§ **The task**
Every line that contains the word "data" should be copied out.

Start of Task material

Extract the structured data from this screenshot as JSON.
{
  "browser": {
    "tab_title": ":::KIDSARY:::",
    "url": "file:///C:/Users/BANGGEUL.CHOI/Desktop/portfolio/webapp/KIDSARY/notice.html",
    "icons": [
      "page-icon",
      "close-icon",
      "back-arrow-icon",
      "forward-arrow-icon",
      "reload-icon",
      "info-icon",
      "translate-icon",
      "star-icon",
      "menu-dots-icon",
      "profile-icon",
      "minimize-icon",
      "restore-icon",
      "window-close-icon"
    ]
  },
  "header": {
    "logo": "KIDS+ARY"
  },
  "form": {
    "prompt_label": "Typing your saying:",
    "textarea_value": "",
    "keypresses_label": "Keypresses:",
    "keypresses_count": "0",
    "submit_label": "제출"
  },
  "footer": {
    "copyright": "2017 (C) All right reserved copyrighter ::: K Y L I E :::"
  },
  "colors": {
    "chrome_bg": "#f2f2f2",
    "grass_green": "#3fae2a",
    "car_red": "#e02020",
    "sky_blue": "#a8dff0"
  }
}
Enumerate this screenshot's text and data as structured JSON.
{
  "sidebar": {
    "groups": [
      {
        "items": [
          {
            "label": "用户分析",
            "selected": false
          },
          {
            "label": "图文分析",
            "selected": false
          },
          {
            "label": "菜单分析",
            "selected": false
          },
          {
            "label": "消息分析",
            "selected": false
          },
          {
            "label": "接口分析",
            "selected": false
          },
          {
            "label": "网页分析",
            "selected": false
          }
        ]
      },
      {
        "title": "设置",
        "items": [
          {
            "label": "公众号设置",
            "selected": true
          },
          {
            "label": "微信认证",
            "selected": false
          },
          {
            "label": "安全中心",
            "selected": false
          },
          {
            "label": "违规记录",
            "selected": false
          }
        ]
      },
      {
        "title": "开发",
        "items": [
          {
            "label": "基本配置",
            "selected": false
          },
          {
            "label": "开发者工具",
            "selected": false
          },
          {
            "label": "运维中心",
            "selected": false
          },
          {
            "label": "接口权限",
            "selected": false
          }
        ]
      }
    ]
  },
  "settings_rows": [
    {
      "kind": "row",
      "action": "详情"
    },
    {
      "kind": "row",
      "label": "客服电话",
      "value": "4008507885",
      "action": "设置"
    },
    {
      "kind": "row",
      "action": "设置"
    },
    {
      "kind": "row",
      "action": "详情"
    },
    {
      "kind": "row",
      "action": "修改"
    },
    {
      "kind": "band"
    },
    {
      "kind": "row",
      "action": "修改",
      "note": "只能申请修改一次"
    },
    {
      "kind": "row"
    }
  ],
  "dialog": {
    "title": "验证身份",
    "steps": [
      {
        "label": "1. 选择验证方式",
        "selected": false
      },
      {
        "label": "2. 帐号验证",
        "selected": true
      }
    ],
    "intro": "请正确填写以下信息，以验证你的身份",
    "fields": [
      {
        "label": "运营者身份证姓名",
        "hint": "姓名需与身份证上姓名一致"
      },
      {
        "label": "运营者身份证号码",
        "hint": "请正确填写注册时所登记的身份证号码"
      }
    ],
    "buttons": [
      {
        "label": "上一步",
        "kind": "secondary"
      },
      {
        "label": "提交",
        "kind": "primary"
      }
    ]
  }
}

End of Task material

§ **Task answer**
Extract the structured data from this screenshot as JSON.
Enumerate this screenshot's text and data as structured JSON.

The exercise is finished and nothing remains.